# Description of the task:
Return each line in the entries below that contains the string "Receiver", matching case exactly.

··· Data shown ···

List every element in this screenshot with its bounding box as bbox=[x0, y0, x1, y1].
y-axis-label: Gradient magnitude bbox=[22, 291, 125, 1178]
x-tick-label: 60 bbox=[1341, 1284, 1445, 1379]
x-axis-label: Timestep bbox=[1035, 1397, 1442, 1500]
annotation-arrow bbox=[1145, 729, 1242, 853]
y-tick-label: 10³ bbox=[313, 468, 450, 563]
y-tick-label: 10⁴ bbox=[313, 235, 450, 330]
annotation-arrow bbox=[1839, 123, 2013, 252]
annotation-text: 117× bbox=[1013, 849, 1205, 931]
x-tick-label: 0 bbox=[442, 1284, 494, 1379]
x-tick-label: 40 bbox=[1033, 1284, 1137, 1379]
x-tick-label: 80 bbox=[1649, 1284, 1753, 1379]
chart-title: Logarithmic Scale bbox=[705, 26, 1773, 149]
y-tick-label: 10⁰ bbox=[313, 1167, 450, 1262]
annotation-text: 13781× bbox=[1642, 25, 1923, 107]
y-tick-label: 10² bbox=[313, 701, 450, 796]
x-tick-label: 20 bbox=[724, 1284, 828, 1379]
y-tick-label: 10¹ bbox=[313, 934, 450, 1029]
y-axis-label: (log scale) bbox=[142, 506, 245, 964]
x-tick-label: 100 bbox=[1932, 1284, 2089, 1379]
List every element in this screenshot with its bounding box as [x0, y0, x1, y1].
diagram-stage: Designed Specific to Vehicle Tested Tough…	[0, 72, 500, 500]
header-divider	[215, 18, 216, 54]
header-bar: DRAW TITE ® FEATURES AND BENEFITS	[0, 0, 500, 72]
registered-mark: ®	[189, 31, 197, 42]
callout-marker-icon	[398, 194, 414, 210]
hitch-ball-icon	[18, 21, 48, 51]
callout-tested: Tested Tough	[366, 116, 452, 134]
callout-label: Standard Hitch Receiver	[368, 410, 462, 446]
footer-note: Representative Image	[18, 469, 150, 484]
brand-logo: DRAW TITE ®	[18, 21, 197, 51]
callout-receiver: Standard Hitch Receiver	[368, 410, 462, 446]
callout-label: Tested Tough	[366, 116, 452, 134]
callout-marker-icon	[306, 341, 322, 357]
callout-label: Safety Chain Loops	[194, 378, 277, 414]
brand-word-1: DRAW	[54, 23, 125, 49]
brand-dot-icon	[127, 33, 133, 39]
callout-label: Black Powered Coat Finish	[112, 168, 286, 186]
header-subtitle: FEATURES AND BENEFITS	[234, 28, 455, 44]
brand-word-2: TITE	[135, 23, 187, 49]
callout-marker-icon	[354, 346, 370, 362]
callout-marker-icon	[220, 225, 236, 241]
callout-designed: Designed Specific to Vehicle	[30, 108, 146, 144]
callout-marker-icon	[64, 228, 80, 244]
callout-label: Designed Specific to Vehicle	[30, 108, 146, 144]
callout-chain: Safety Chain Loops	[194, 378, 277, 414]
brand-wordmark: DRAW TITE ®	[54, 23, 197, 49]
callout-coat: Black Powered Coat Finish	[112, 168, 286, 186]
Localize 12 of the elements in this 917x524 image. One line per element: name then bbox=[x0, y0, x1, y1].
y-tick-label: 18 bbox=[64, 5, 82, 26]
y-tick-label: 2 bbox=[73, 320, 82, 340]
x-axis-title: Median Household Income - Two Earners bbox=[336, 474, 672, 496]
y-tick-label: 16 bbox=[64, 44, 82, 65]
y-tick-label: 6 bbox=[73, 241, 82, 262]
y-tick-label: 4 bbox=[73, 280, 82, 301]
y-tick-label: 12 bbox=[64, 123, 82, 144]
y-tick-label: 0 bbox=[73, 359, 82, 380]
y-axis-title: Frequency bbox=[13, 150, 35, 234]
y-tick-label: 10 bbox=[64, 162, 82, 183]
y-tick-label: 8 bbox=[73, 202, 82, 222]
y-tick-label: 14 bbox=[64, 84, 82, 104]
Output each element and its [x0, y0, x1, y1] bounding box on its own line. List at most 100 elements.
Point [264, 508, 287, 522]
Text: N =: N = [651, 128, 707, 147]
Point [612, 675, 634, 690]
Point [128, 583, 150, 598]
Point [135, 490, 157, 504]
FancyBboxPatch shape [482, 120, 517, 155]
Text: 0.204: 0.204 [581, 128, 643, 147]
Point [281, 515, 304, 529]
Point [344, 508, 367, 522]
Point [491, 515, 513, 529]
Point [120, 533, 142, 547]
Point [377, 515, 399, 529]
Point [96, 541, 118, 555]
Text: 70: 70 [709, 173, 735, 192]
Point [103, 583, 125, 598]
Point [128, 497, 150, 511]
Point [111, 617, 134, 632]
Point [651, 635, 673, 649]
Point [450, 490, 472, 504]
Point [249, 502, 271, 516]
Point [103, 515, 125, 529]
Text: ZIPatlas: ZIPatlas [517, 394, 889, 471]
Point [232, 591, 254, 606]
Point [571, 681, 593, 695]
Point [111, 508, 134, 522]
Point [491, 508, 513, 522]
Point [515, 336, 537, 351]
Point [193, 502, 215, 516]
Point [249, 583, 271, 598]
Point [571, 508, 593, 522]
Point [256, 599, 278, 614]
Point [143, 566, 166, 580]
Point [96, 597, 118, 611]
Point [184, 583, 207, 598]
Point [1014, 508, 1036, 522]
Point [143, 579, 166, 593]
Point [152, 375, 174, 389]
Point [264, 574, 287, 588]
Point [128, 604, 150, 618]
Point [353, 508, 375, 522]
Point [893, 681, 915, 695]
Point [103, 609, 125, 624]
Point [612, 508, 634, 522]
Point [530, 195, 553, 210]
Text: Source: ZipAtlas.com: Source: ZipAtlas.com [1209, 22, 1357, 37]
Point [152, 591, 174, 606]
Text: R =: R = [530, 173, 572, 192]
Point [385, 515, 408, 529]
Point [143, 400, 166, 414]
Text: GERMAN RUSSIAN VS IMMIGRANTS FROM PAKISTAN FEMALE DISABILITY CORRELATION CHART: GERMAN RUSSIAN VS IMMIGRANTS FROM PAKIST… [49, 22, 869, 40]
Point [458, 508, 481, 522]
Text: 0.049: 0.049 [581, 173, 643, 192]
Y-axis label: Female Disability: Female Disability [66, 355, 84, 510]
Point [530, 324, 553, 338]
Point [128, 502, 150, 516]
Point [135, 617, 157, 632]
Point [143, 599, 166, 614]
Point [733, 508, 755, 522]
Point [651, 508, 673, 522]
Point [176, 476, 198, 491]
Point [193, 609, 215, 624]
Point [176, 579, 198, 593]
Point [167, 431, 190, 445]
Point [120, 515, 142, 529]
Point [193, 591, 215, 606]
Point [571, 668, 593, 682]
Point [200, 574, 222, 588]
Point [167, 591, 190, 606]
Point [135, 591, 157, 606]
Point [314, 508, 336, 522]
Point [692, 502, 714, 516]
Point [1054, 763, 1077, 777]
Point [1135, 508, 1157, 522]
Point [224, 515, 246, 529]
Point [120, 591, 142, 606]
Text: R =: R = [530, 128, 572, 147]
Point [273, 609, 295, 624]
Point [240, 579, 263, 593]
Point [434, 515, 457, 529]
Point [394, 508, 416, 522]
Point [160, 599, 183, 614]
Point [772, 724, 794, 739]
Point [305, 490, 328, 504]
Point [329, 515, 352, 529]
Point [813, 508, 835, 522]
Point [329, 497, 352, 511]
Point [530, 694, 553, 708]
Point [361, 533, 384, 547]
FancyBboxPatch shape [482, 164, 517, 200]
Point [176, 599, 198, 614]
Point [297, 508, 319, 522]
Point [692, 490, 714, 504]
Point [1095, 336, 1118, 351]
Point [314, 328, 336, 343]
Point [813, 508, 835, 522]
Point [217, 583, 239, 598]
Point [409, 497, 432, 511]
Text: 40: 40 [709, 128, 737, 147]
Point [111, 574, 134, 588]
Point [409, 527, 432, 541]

···

# Result of the exercise:
callout-label: Standard Hitch Receiver	[368, 410, 462, 446]
callout-receiver: Standard Hitch Receiver	[368, 410, 462, 446]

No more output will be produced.